Problem to work on: Resume the text on Catiline and Cato the Later, writing on from its final sentence.

╭─ Text to read

Catiline, born of a noble family, was strong of mind and body, but had a depraved intelligence. From youth he loved civil wars, destruction, robbery and internal strife. And in those things he employed his youth; for in his mind he was bold, subtle, ever changing and a treacherous deceiver in all things. And inasmuch as he was a most evil and greedy man, and a leader of criminal activities, he sought to surround himself with companions of the same disposition. With the help and counsel of such associates, the disgraceful Catiline himself conceived a plan to overthrow the Republic. When it was his very great hope of obtaining the consulship, he attempted a dangerous conspiracy against the Republic when Marcus Tullius Cicero was consul. After the disclosure of this conspiracy and when the names of the conspirators were known, Lentulus, born of the very famous family of the Cornelii, abdicated from the senate during his first magistracy. Then Cethegus, Statilius, Gabinius (Gabinus), and Coeparius (Ceparius), men of senatorial rank, were sent to prison by decree of the senate. And at once, with Lentulus himself, they were all strangled with a noose.[For this last sentence and the one that precedes it, the German edition of the simply states: "Some of them, who were members of the senate, were apprehended, taken to prison, and there strangled."] When the news reached Catiline, he decided to flee beyond the Alps. When this became known, and as Antonius was pursuing him with his legions, he stabbed himself in the midst of the battling legions; and thus the Republic was saved by Cicero's virtue from great disaster.[See Note on L. Sergius Catilina (Catiline) Folio LXXXVI recto.]

Cato the Later, the great-grandson of Cato the Former, shared his name. Marcus Porcius Cato was a Stoic philosopher whom some men call Uticensis because he died at Utica. He was a very highly educated man, and he was so fired by his zeal for learning that even in the senate house while the senate was in session he could not restrain from reading, but actually was reading eagerly Greek books. By such diligence he showed that some lack time, while others are superior to times.

╰─
╭─ Given material

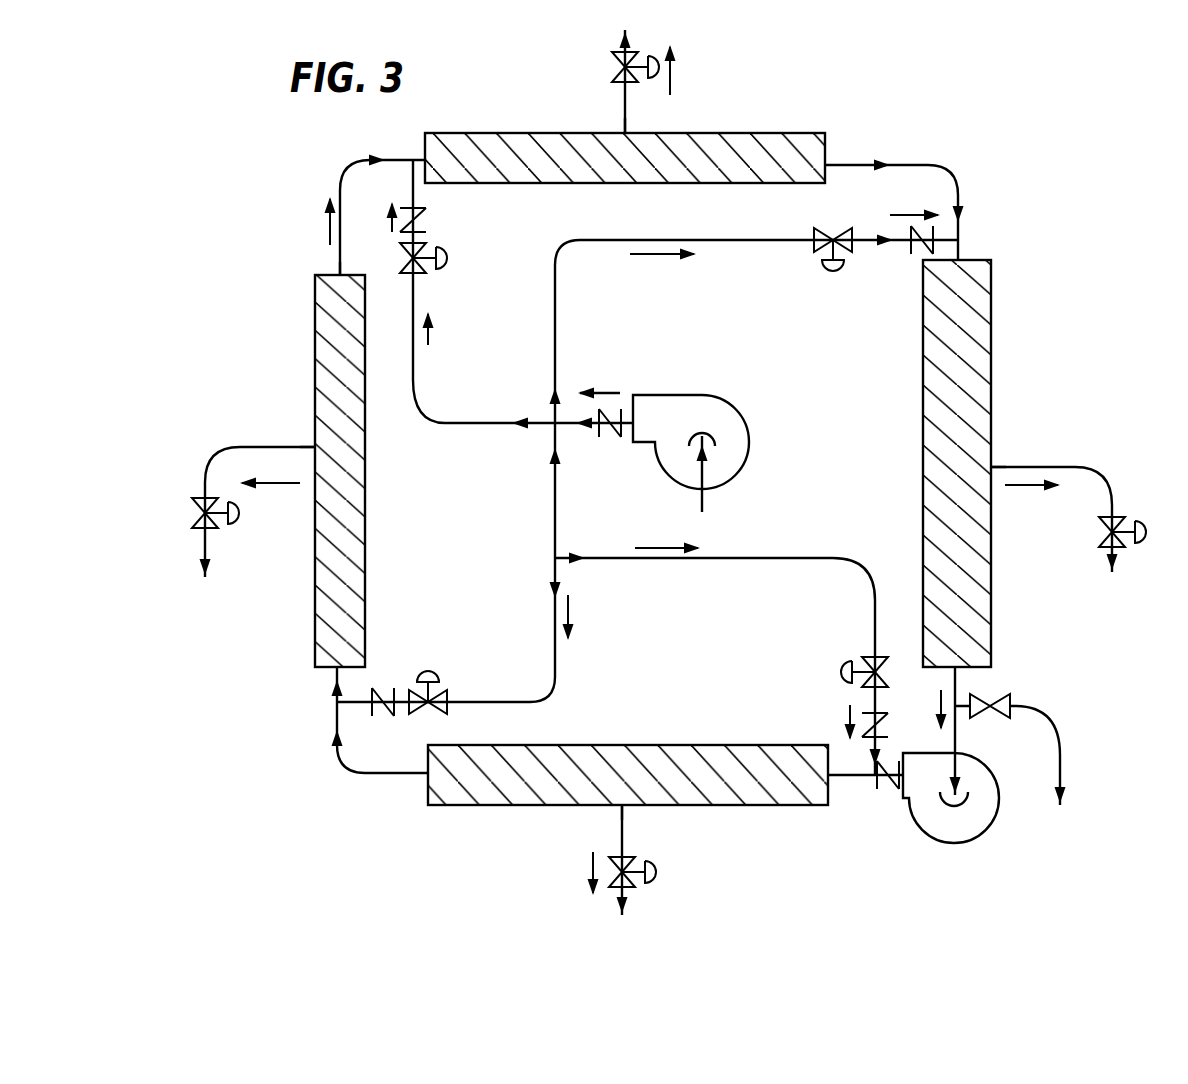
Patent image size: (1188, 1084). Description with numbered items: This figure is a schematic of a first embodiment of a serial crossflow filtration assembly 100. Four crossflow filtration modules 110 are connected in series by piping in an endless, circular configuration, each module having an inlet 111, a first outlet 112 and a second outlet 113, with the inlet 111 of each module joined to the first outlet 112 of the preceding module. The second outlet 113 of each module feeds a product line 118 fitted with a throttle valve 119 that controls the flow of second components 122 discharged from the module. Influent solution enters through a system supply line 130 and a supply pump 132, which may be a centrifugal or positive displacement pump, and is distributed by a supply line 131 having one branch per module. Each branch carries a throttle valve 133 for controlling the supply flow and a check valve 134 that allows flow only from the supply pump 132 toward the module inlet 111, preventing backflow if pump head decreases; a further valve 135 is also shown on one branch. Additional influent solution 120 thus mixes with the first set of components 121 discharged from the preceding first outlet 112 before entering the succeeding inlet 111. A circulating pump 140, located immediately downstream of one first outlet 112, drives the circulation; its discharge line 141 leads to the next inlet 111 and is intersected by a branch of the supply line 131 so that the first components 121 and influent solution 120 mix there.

╰─

Result for this exercise:
Compare the chronicler's text to his source, Valerius Maximus (who gets his own mini-biography on Folio XCIII verso), Factorum et Dictorum Memorabilium Libri Novem (‘Nine Books of Memorable Deeds and Sayings') VIII.7.2:

Cuius mirifica proles, propior aetati nostrae Cato, ita doctrinae cupiditate flagravit ut ne in curia quidem, dum senatus cogitur, temperaret sibi quo minus Graecos libros lectitaret. Qua quidem industria ostendit aliis tempora deesse, alios superesse temporibus.
His (Cato the Elder's) marvelous progeny, a Cato nearer to our own time, was so aflame with desire for learning that even in the senate house, while the members were assembling, he did not refrain from reading Greek books. By such diligence he showed that some lack time, whereas others are superior to times.

D. R. Shackleton Bailey, Valerius Maximus, Vol. II; Loeb Classical Library, 2000; p. 225

Shackleton Bailey has a note on the last word, ‘times' (tempora, temporibus), that reads (p. 224): "The text has been questioned. Is there a play on two senses of tempora, time and circumstances?"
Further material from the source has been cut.